What is asked
Print every line of the listing exactly, please.

Material
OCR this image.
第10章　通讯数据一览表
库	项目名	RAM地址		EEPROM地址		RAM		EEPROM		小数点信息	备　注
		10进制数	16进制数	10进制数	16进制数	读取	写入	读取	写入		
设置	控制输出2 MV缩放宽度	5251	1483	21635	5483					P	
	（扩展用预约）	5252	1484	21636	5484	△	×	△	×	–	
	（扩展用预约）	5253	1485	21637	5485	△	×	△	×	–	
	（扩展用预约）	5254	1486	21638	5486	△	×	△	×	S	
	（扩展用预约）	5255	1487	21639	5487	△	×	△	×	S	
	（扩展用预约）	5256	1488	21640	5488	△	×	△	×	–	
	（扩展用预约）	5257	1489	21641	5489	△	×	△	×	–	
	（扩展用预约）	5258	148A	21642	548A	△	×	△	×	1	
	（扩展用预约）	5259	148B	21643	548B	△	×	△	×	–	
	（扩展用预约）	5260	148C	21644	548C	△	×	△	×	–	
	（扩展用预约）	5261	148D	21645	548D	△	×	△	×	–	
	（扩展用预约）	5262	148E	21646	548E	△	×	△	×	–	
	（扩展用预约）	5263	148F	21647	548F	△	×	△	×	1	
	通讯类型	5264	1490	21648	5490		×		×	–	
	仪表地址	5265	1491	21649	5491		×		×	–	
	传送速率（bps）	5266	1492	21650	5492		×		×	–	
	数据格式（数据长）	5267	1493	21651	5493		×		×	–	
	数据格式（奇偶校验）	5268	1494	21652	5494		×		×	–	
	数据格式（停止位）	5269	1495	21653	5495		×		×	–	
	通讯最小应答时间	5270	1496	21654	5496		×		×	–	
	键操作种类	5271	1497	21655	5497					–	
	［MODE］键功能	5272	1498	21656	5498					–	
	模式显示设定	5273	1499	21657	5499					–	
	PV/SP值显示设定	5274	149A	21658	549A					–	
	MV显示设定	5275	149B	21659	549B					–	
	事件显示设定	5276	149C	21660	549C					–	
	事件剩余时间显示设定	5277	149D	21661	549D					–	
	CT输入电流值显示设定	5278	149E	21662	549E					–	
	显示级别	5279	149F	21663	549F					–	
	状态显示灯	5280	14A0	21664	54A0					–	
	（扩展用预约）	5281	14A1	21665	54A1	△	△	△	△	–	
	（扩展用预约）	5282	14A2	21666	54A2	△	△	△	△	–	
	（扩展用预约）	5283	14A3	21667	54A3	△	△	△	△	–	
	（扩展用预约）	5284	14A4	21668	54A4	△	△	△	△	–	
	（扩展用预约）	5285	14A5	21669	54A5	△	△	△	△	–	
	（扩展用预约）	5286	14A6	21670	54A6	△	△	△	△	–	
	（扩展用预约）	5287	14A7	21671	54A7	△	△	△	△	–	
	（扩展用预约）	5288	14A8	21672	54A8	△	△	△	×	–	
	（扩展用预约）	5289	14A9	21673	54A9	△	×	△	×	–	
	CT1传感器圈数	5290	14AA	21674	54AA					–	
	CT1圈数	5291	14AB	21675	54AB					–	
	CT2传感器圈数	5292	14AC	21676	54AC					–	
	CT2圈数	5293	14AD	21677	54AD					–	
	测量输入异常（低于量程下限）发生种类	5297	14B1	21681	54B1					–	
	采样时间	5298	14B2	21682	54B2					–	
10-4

Full response
OCR this image.
第10章　通讯数据一览表
库	项目名	RAM地址		EEPROM地址		RAM		EEPROM		小数点信息	备　注
		10进制数	16进制数	10进制数	16进制数	读取	写入	读取	写入		
设置	控制输出2 MV缩放宽度	5251	1483	21635	5483					P	
	（扩展用预约）	5252	1484	21636	5484	△	×	△	×	–	
	（扩展用预约）	5253	1485	21637	5485	△	×	△	×	–	
	（扩展用预约）	5254	1486	21638	5486	△	×	△	×	S	
	（扩展用预约）	5255	1487	21639	5487	△	×	△	×	S	
	（扩展用预约）	5256	1488	21640	5488	△	×	△	×	–	
	（扩展用预约）	5257	1489	21641	5489	△	×	△	×	–	
	（扩展用预约）	5258	148A	21642	548A	△	×	△	×	1	
	（扩展用预约）	5259	148B	21643	548B	△	×	△	×	–	
	（扩展用预约）	5260	148C	21644	548C	△	×	△	×	–	
	（扩展用预约）	5261	148D	21645	548D	△	×	△	×	–	
	（扩展用预约）	5262	148E	21646	548E	△	×	△	×	–	
	（扩展用预约）	5263	148F	21647	548F	△	×	△	×	1	
	通讯类型	5264	1490	21648	5490		×		×	–	
	仪表地址	5265	1491	21649	5491		×		×	–	
	传送速率（bps）	5266	1492	21650	5492		×		×	–	
	数据格式（数据长）	5267	1493	21651	5493		×		×	–	
	数据格式（奇偶校验）	5268	1494	21652	5494		×		×	–	
	数据格式（停止位）	5269	1495	21653	5495		×		×	–	
	通讯最小应答时间	5270	1496	21654	5496		×		×	–	
	键操作种类	5271	1497	21655	5497					–	
	［MODE］键功能	5272	1498	21656	5498					–	
	模式显示设定	5273	1499	21657	5499					–	
	PV/SP值显示设定	5274	149A	21658	549A					–	
	MV显示设定	5275	149B	21659	549B					–	
	事件显示设定	5276	149C	21660	549C					–	
	事件剩余时间显示设定	5277	149D	21661	549D					–	
	CT输入电流值显示设定	5278	149E	21662	549E					–	
	显示级别	5279	149F	21663	549F					–	
	状态显示灯	5280	14A0	21664	54A0					–	
	（扩展用预约）	5281	14A1	21665	54A1	△	△	△	△	–	
	（扩展用预约）	5282	14A2	21666	54A2	△	△	△	△	–	
	（扩展用预约）	5283	14A3	21667	54A3	△	△	△	△	–	
	（扩展用预约）	5284	14A4	21668	54A4	△	△	△	△	–	
	（扩展用预约）	5285	14A5	21669	54A5	△	△	△	△	–	
	（扩展用预约）	5286	14A6	21670	54A6	△	△	△	△	–	
	（扩展用预约）	5287	14A7	21671	54A7	△	△	△	△	–	
	（扩展用预约）	5288	14A8	21672	54A8	△	△	△	×	–	
	（扩展用预约）	5289	14A9	21673	54A9	△	×	△	×	–	
	CT1传感器圈数	5290	14AA	21674	54AA					–	
	CT1圈数	5291	14AB	21675	54AB					–	
	CT2传感器圈数	5292	14AC	21676	54AC					–	
	CT2圈数	5293	14AD	21677	54AD					–	
	测量输入异常（低于量程下限）发生种类	5297	14B1	21681	54B1					–	
	采样时间	5298	14B2	21682	54B2					–	
10-4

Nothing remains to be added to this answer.